Reproduce all the entries precisely.
>>
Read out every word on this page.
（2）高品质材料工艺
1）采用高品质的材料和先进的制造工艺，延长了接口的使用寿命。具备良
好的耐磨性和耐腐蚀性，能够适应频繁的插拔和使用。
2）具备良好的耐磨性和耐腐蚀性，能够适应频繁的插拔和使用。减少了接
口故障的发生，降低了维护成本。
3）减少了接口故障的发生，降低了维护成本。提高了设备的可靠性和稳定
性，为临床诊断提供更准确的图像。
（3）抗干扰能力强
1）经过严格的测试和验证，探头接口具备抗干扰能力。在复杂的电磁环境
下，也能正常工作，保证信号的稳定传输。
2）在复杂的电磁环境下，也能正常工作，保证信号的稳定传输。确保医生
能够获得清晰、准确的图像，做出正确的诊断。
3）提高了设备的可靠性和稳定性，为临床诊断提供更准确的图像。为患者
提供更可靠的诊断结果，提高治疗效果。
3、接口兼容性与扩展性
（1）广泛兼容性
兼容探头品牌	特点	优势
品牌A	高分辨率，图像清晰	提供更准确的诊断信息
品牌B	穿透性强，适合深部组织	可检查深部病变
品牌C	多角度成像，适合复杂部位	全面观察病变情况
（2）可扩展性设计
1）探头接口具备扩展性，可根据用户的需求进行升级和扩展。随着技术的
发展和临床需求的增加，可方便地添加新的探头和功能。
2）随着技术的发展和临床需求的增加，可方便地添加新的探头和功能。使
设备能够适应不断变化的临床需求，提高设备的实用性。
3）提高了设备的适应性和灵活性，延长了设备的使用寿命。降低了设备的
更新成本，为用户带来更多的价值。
<<
§ Completed exercise
Read out every word on this page.
（2）高品质材料工艺
1）采用高品质的材料和先进的制造工艺，延长了接口的使用寿命。具备良
好的耐磨性和耐腐蚀性，能够适应频繁的插拔和使用。
2）具备良好的耐磨性和耐腐蚀性，能够适应频繁的插拔和使用。减少了接
口故障的发生，降低了维护成本。
3）减少了接口故障的发生，降低了维护成本。提高了设备的可靠性和稳定
性，为临床诊断提供更准确的图像。
（3）抗干扰能力强
1）经过严格的测试和验证，探头接口具备抗干扰能力。在复杂的电磁环境
下，也能正常工作，保证信号的稳定传输。
2）在复杂的电磁环境下，也能正常工作，保证信号的稳定传输。确保医生
能够获得清晰、准确的图像，做出正确的诊断。
3）提高了设备的可靠性和稳定性，为临床诊断提供更准确的图像。为患者
提供更可靠的诊断结果，提高治疗效果。
3、接口兼容性与扩展性
（1）广泛兼容性
兼容探头品牌	特点	优势
品牌A	高分辨率，图像清晰	提供更准确的诊断信息
品牌B	穿透性强，适合深部组织	可检查深部病变
品牌C	多角度成像，适合复杂部位	全面观察病变情况
（2）可扩展性设计
1）探头接口具备扩展性，可根据用户的需求进行升级和扩展。随着技术的
发展和临床需求的增加，可方便地添加新的探头和功能。
2）随着技术的发展和临床需求的增加，可方便地添加新的探头和功能。使
设备能够适应不断变化的临床需求，提高设备的实用性。
3）提高了设备的适应性和灵活性，延长了设备的使用寿命。降低了设备的
更新成本，为用户带来更多的价值。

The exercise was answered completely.